Un articolo di Ahmed Elgammal e Babak Saleh descrive un algoritmo per confrontare opere d’arte visiva e misurarne la “creatività” o quanto meno l’originalità e la capacità di influenzare altri artisti.
Qui trovate l’articolo originario in .pdf: Quantifying Creativity in Art Networks.
Qui, invece, un estratto dell’articolo comparso su Quartz l’11 giugno 2015: Picasso = Genius: This algorithm can judge “creativity” in art as well as the experts.
Art is seen as unquantifiable. Great paintings are creative forces that transcend their brush strokes, colors, and compositions. They can’t be reduced to mere data, analyzed, and ranked by their creativity. Two computer scientists at Rutgers University respectfully disagree.
Ahmed Elgammal and Babak Saleh created an algorithm that they say measures the originality and influence of artworks by using sophisticated visual analysis to compare each piece to older and newer artwork. They worked from the premise that the most creative art was that which broke most from the past, and then inspired the greatest visual shifts in the works that followed.

-*-*-

* Consegna di lavoro A *
Secondo l'estratto scelto, in quale università lavorano Ahmed Elgammal e Babak Saleh?
* Consegna di lavoro B *
Per favore, prosegui l'estratto scelto dall'ultima frase, mantenendone lingua e tono.

-*-*-

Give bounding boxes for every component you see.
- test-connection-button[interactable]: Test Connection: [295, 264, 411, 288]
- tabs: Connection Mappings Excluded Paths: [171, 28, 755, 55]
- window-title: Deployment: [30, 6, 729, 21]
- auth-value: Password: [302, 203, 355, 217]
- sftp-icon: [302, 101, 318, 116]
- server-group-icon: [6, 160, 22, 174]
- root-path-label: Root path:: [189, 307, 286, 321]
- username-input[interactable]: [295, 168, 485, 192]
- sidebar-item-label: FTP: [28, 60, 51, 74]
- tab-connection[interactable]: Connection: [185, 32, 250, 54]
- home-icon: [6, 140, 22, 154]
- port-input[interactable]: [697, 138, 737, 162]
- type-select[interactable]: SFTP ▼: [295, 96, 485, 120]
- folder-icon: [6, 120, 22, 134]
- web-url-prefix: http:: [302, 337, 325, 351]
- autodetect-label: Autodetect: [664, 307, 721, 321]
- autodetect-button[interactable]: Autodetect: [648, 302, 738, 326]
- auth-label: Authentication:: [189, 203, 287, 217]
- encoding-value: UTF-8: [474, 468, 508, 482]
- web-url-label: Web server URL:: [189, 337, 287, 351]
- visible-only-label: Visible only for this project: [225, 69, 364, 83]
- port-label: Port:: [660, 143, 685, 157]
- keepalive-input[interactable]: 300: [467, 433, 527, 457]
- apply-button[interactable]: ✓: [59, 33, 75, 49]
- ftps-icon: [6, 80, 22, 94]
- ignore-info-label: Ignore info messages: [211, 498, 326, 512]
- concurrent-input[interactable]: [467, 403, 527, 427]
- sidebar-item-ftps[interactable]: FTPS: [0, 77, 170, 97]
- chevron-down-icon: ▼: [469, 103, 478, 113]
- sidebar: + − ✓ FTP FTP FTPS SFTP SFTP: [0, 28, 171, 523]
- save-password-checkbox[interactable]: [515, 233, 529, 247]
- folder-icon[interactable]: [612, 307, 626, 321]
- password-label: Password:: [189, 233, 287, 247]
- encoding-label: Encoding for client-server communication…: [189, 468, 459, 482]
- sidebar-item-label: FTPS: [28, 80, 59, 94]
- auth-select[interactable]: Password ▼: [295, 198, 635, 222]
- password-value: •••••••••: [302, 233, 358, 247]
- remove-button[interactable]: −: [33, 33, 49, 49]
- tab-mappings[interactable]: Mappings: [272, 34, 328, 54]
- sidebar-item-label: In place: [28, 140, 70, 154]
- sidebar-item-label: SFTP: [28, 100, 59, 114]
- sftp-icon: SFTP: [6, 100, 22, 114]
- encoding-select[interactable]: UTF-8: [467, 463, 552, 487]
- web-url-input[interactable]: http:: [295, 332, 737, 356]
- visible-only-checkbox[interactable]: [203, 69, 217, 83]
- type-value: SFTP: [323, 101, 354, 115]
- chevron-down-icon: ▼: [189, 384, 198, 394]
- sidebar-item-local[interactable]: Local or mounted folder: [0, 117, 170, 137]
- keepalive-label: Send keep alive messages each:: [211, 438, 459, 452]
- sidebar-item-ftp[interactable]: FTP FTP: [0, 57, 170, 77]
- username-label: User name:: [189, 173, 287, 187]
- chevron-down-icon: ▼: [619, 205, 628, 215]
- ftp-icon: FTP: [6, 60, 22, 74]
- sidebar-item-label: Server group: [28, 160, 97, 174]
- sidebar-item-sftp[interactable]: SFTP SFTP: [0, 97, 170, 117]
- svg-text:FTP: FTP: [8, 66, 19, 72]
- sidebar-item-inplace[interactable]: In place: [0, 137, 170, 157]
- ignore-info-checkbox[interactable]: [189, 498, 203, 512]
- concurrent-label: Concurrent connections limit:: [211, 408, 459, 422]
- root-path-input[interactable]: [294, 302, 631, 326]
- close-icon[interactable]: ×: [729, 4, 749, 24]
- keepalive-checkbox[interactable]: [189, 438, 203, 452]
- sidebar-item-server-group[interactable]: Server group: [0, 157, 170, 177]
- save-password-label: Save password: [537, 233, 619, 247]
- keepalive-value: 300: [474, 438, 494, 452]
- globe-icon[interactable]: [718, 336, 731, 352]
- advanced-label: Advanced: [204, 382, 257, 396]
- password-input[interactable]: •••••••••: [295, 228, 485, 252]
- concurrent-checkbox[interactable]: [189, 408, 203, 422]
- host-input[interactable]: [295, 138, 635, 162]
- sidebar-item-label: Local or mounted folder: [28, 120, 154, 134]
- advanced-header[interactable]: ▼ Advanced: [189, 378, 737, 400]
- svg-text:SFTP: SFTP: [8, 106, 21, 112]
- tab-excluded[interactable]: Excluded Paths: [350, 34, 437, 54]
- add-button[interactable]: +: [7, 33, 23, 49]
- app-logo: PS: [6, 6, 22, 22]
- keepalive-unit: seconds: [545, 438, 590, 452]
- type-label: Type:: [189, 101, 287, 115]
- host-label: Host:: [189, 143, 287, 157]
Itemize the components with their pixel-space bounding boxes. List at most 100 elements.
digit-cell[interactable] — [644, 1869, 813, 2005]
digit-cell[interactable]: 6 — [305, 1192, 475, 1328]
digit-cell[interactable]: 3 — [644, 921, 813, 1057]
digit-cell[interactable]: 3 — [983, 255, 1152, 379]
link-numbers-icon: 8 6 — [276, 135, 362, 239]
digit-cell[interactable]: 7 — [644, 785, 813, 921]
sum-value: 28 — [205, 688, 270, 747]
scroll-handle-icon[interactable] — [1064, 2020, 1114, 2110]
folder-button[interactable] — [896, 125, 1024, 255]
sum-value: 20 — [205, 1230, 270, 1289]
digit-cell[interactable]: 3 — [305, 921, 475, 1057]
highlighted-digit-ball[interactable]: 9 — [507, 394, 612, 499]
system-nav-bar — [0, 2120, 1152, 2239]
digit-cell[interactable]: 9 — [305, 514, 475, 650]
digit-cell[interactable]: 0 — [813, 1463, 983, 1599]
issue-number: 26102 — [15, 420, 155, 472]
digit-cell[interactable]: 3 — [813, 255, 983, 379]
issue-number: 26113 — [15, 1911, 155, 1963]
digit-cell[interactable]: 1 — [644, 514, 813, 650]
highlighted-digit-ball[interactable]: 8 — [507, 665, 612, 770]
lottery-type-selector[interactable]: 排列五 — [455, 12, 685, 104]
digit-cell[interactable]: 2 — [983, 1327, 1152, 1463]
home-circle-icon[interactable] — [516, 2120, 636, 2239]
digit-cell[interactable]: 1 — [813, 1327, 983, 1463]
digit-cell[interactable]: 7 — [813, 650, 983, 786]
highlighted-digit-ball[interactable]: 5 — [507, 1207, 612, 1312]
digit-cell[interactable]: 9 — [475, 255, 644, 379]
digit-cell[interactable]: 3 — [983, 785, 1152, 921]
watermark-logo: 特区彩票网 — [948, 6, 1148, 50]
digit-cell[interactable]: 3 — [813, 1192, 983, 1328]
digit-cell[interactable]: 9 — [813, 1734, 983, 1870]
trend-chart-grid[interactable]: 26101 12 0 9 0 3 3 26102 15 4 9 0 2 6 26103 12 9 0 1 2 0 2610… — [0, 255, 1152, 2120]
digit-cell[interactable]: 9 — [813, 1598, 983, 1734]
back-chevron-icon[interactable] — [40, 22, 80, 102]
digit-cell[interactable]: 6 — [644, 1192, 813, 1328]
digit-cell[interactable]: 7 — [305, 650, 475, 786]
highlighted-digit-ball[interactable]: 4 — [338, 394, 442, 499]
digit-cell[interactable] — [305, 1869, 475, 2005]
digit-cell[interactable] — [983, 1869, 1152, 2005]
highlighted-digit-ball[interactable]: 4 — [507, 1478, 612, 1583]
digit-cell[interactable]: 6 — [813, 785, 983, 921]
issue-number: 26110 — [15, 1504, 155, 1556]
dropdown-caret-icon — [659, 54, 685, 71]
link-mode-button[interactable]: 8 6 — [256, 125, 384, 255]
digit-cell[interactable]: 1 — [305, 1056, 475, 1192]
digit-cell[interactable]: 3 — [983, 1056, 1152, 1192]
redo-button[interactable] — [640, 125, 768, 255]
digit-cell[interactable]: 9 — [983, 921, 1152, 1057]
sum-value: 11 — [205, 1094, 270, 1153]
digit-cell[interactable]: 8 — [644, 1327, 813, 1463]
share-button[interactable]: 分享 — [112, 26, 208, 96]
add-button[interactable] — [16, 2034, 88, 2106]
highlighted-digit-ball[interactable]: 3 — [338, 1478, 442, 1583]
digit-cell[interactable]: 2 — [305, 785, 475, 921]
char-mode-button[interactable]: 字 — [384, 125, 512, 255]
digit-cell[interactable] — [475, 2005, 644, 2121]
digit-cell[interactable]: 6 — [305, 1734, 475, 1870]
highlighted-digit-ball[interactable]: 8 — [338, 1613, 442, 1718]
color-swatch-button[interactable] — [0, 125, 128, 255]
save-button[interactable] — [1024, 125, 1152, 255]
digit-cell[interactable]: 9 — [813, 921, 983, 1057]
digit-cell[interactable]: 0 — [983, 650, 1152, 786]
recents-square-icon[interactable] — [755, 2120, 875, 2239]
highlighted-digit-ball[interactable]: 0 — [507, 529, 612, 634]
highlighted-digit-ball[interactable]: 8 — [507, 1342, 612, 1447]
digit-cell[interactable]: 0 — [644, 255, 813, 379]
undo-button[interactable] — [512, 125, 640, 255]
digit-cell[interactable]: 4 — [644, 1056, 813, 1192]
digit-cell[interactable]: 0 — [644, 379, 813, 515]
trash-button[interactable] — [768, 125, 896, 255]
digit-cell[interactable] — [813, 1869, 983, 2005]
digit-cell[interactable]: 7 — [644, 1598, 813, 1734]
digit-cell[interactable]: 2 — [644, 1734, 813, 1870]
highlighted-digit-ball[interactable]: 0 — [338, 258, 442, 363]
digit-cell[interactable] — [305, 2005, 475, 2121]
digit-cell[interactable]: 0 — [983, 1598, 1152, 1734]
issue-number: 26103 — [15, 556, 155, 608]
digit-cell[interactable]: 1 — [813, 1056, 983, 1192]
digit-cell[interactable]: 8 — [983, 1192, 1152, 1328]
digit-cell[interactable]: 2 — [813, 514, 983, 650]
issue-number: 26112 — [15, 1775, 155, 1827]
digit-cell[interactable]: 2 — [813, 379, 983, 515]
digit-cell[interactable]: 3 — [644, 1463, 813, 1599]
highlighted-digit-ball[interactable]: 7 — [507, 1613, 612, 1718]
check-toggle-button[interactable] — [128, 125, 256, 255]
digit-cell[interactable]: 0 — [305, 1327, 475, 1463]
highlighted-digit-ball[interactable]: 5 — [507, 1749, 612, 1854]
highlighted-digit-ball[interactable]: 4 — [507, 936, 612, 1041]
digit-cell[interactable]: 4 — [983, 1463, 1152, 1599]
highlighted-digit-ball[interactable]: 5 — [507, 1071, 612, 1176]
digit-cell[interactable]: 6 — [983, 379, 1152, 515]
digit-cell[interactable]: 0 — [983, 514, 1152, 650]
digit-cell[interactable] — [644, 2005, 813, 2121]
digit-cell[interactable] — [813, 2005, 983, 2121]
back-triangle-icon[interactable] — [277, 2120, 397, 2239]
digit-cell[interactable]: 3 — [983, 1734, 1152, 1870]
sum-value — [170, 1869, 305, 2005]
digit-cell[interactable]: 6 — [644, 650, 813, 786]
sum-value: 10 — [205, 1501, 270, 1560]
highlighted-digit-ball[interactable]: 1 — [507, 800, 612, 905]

-*-*-

* Spazio risposta A *
Alla Rutgers University.

* Spazio risposta B *
They did it by looking specifically at qualities such as texture, color, lines, movement, harmony, and balance. “These artistic concepts can, more or less, be quantified by today’s computer vision technology,” they write in their paper “Quantifying Creativity in Art Networks” (pdf).
Their experiment—which involved two datasets totalling more than 62,000 paintings—was entirely automated. They gave the computer no information about art history. Yet what they found was that their algorithm often came to same conclusions as art experts. “In most cases the results of the algorithm are pieces of art that art historians indeed highlight as innovative and influential,” the authors wrote.